- **Data for this task**:
__________________________________________________
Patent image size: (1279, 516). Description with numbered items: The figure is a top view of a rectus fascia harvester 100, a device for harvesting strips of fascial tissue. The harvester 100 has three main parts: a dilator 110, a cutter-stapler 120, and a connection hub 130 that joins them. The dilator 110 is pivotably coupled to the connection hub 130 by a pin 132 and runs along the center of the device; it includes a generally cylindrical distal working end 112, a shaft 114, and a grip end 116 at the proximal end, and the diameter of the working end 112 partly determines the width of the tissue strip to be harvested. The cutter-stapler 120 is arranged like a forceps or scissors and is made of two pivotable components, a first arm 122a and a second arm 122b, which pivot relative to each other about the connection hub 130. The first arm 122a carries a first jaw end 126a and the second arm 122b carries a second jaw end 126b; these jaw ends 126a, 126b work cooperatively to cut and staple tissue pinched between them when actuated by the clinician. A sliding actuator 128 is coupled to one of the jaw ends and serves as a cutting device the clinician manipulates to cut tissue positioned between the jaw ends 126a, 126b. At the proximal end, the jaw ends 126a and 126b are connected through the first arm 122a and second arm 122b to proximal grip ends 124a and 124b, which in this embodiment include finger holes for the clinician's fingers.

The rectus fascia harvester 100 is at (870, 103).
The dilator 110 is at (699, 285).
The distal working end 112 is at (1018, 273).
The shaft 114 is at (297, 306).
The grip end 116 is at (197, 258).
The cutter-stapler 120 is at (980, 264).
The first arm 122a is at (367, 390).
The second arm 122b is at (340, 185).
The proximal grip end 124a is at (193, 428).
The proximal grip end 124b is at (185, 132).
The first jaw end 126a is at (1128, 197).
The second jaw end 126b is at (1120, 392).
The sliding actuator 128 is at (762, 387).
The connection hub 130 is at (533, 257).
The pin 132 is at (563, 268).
__________________________________________________
- **Aim of the exercise**:
Reproduce all of the entries above, switching "finger holes" to "finger loops" and leaving every other part unchanged.

- **Output below**:
Patent image size: (1279, 516). Description with numbered items: The figure is a top view of a rectus fascia harvester 100, a device for harvesting strips of fascial tissue. The harvester 100 has three main parts: a dilator 110, a cutter-stapler 120, and a connection hub 130 that joins them. The dilator 110 is pivotably coupled to the connection hub 130 by a pin 132 and runs along the center of the device; it includes a generally cylindrical distal working end 112, a shaft 114, and a grip end 116 at the proximal end, and the diameter of the working end 112 partly determines the width of the tissue strip to be harvested. The cutter-stapler 120 is arranged like a forceps or scissors and is made of two pivotable components, a first arm 122a and a second arm 122b, which pivot relative to each other about the connection hub 130. The first arm 122a carries a first jaw end 126a and the second arm 122b carries a second jaw end 126b; these jaw ends 126a, 126b work cooperatively to cut and staple tissue pinched between them when actuated by the clinician. A sliding actuator 128 is coupled to one of the jaw ends and serves as a cutting device the clinician manipulates to cut tissue positioned between the jaw ends 126a, 126b. At the proximal end, the jaw ends 126a and 126b are connected through the first arm 122a and second arm 122b to proximal grip ends 124a and 124b, which in this embodiment include finger loops for the clinician's fingers.

The rectus fascia harvester 100 is at (870, 103).
The dilator 110 is at (699, 285).
The distal working end 112 is at (1018, 273).
The shaft 114 is at (297, 306).
The grip end 116 is at (197, 258).
The cutter-stapler 120 is at (980, 264).
The first arm 122a is at (367, 390).
The second arm 122b is at (340, 185).
The proximal grip end 124a is at (193, 428).
The proximal grip end 124b is at (185, 132).
The first jaw end 126a is at (1128, 197).
The second jaw end 126b is at (1120, 392).
The sliding actuator 128 is at (762, 387).
The connection hub 130 is at (533, 257).
The pin 132 is at (563, 268).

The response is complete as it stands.